Items from a figure collection
*-*-*
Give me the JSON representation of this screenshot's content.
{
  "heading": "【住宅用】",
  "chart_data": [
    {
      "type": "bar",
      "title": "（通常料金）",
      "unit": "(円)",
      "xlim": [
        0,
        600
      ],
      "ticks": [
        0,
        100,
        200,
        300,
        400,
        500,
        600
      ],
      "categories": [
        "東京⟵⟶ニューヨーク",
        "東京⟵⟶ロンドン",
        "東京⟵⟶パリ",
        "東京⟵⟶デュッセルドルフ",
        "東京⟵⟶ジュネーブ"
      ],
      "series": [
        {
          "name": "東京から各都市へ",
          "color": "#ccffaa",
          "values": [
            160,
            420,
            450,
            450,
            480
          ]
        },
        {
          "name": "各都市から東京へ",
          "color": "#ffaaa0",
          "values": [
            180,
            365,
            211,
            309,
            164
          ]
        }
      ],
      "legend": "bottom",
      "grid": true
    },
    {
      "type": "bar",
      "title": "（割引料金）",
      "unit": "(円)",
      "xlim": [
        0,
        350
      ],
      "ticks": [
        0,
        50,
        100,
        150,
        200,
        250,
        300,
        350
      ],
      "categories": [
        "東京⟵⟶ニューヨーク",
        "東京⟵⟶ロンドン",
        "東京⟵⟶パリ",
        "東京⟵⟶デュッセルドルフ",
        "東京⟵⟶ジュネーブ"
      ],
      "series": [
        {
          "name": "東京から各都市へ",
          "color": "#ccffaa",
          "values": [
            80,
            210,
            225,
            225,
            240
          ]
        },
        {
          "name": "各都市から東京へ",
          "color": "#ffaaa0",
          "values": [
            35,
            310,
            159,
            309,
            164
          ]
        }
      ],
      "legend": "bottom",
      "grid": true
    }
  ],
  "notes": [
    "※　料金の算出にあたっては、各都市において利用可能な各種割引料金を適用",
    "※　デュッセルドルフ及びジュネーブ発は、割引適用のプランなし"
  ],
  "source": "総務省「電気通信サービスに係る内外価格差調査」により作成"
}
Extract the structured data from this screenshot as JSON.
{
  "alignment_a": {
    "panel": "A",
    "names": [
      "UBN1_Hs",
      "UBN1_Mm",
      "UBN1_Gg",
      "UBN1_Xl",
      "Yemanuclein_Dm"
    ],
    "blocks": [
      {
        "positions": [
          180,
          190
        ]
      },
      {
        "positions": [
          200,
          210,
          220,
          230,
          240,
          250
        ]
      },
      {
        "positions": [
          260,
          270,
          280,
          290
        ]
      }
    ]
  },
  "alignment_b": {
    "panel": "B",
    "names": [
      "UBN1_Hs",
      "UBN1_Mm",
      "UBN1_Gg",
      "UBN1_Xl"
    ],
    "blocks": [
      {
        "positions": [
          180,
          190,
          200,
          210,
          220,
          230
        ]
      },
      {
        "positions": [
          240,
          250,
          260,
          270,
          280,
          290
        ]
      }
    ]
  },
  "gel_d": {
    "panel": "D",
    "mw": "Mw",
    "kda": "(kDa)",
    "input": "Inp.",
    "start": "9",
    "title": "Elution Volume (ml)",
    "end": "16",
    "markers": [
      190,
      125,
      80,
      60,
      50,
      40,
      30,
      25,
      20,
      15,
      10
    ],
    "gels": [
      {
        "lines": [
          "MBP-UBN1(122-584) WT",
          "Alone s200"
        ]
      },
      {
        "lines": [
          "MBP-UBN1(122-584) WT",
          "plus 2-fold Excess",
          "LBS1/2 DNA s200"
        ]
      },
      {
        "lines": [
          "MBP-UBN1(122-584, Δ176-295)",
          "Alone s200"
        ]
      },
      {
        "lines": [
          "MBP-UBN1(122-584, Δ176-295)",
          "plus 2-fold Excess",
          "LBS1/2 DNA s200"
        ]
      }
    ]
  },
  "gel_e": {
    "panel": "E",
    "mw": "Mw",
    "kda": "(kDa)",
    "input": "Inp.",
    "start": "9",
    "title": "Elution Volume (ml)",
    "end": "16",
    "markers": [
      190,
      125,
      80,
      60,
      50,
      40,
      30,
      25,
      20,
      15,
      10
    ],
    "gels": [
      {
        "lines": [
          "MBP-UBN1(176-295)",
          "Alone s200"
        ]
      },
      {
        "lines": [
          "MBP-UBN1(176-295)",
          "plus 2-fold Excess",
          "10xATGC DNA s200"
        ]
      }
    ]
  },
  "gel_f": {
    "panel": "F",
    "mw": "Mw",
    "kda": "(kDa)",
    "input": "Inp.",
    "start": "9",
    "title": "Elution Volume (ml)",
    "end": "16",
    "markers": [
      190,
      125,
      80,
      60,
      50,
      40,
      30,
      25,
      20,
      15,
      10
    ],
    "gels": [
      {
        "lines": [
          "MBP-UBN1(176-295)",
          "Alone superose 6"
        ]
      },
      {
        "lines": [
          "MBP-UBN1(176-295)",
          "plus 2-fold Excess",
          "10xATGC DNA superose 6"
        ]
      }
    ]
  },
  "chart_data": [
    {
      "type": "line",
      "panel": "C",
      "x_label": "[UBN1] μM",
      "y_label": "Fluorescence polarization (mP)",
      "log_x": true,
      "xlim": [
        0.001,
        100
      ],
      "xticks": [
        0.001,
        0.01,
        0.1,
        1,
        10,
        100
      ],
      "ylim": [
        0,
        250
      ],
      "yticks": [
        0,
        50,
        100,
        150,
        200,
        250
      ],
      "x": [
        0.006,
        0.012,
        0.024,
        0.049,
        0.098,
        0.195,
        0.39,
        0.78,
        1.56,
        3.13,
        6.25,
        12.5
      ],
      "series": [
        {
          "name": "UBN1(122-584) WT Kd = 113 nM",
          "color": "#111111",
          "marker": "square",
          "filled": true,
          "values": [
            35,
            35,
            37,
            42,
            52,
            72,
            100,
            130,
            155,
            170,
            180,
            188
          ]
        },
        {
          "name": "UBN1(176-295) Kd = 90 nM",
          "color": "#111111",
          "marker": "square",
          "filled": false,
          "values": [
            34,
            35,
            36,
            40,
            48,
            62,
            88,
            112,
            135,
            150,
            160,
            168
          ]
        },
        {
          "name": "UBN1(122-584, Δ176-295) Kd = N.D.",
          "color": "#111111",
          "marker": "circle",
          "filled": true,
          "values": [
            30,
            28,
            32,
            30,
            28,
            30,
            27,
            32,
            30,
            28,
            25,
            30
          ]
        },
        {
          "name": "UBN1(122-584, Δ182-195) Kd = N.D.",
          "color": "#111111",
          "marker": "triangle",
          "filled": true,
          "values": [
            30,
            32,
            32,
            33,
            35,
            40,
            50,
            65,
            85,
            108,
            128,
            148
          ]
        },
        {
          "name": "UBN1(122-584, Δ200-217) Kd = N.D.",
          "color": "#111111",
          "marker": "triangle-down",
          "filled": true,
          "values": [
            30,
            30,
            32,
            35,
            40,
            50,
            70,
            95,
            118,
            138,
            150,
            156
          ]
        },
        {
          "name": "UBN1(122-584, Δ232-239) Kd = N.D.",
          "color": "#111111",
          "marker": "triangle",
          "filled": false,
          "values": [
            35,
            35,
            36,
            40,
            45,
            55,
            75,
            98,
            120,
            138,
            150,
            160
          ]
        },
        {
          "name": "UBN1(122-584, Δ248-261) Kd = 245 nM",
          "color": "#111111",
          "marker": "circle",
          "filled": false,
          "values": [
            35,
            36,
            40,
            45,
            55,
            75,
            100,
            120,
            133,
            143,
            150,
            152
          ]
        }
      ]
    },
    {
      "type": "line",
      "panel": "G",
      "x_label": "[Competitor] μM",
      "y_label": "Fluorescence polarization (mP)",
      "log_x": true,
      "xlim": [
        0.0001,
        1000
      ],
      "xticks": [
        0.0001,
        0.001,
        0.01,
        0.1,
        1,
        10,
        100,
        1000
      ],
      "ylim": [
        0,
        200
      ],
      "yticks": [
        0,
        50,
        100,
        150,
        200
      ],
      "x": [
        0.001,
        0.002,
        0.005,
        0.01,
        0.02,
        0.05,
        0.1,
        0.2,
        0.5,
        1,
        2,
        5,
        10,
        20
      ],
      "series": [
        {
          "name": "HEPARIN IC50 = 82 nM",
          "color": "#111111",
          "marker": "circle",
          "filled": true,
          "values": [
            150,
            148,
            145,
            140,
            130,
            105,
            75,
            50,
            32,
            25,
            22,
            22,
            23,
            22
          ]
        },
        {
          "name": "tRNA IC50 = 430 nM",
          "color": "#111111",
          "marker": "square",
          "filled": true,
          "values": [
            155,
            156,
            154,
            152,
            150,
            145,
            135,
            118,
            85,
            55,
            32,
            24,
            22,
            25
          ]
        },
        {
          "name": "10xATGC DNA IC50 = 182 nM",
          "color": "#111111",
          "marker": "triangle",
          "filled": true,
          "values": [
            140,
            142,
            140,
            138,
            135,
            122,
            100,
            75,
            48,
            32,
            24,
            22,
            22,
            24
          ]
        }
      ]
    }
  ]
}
*-*-*
# AIM
Pick out the lines that include the word "screenshot" and write them out.

# ANSWER TO THIS EXERCISE
Give me the JSON representation of this screenshot's content.
Extract the structured data from this screenshot as JSON.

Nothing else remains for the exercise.